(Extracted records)
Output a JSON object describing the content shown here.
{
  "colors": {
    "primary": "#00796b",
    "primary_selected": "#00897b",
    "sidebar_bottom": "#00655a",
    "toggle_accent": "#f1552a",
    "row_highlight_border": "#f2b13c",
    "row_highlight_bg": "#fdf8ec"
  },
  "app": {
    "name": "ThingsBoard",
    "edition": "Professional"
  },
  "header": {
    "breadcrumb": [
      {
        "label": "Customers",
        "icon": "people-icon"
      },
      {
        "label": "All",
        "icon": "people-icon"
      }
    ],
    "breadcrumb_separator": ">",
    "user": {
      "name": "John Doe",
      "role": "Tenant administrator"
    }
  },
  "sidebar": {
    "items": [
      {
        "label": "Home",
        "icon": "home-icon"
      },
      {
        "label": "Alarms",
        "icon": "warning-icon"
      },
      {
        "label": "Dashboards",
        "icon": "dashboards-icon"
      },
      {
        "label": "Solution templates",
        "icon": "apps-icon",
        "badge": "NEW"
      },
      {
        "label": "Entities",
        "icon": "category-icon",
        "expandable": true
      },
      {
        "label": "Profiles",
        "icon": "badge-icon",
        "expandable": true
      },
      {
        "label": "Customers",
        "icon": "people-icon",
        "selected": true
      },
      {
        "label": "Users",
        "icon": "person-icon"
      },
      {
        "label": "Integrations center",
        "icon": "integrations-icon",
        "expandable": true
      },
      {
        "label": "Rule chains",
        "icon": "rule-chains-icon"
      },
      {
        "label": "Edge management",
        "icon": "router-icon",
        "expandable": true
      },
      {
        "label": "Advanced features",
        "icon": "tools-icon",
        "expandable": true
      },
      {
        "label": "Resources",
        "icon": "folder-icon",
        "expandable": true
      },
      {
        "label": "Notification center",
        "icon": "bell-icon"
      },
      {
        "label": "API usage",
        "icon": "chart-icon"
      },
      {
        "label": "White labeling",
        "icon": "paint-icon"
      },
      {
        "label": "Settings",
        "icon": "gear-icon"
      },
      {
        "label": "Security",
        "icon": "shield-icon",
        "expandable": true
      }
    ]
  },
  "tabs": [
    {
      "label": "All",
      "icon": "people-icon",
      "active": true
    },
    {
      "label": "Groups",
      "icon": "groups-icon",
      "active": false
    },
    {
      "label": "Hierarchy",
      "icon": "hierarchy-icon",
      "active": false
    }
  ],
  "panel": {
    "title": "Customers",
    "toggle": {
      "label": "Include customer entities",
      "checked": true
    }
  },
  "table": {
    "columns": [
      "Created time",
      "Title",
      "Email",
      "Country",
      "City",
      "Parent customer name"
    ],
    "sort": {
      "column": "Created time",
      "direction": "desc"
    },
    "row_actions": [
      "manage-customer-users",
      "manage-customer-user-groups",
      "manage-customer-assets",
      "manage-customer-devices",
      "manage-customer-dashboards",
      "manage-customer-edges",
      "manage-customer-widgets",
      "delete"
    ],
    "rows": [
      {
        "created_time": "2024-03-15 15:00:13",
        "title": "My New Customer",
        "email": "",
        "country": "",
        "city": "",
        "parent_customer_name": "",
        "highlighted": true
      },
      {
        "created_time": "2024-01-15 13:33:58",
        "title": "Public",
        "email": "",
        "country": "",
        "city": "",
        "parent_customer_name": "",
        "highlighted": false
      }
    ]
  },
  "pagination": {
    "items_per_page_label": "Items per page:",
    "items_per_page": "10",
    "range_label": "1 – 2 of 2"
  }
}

What the task asks
Give the records above again, word for word.

Response to this exercise
Output a JSON object describing the content shown here.
{
  "colors": {
    "primary": "#00796b",
    "primary_selected": "#00897b",
    "sidebar_bottom": "#00655a",
    "toggle_accent": "#f1552a",
    "row_highlight_border": "#f2b13c",
    "row_highlight_bg": "#fdf8ec"
  },
  "app": {
    "name": "ThingsBoard",
    "edition": "Professional"
  },
  "header": {
    "breadcrumb": [
      {
        "label": "Customers",
        "icon": "people-icon"
      },
      {
        "label": "All",
        "icon": "people-icon"
      }
    ],
    "breadcrumb_separator": ">",
    "user": {
      "name": "John Doe",
      "role": "Tenant administrator"
    }
  },
  "sidebar": {
    "items": [
      {
        "label": "Home",
        "icon": "home-icon"
      },
      {
        "label": "Alarms",
        "icon": "warning-icon"
      },
      {
        "label": "Dashboards",
        "icon": "dashboards-icon"
      },
      {
        "label": "Solution templates",
        "icon": "apps-icon",
        "badge": "NEW"
      },
      {
        "label": "Entities",
        "icon": "category-icon",
        "expandable": true
      },
      {
        "label": "Profiles",
        "icon": "badge-icon",
        "expandable": true
      },
      {
        "label": "Customers",
        "icon": "people-icon",
        "selected": true
      },
      {
        "label": "Users",
        "icon": "person-icon"
      },
      {
        "label": "Integrations center",
        "icon": "integrations-icon",
        "expandable": true
      },
      {
        "label": "Rule chains",
        "icon": "rule-chains-icon"
      },
      {
        "label": "Edge management",
        "icon": "router-icon",
        "expandable": true
      },
      {
        "label": "Advanced features",
        "icon": "tools-icon",
        "expandable": true
      },
      {
        "label": "Resources",
        "icon": "folder-icon",
        "expandable": true
      },
      {
        "label": "Notification center",
        "icon": "bell-icon"
      },
      {
        "label": "API usage",
        "icon": "chart-icon"
      },
      {
        "label": "White labeling",
        "icon": "paint-icon"
      },
      {
        "label": "Settings",
        "icon": "gear-icon"
      },
      {
        "label": "Security",
        "icon": "shield-icon",
        "expandable": true
      }
    ]
  },
  "tabs": [
    {
      "label": "All",
      "icon": "people-icon",
      "active": true
    },
    {
      "label": "Groups",
      "icon": "groups-icon",
      "active": false
    },
    {
      "label": "Hierarchy",
      "icon": "hierarchy-icon",
      "active": false
    }
  ],
  "panel": {
    "title": "Customers",
    "toggle": {
      "label": "Include customer entities",
      "checked": true
    }
  },
  "table": {
    "columns": [
      "Created time",
      "Title",
      "Email",
      "Country",
      "City",
      "Parent customer name"
    ],
    "sort": {
      "column": "Created time",
      "direction": "desc"
    },
    "row_actions": [
      "manage-customer-users",
      "manage-customer-user-groups",
      "manage-customer-assets",
      "manage-customer-devices",
      "manage-customer-dashboards",
      "manage-customer-edges",
      "manage-customer-widgets",
      "delete"
    ],
    "rows": [
      {
        "created_time": "2024-03-15 15:00:13",
        "title": "My New Customer",
        "email": "",
        "country": "",
        "city": "",
        "parent_customer_name": "",
        "highlighted": true
      },
      {
        "created_time": "2024-01-15 13:33:58",
        "title": "Public",
        "email": "",
        "country": "",
        "city": "",
        "parent_customer_name": "",
        "highlighted": false
      }
    ]
  },
  "pagination": {
    "items_per_page_label": "Items per page:",
    "items_per_page": "10",
    "range_label": "1 – 2 of 2"
  }
}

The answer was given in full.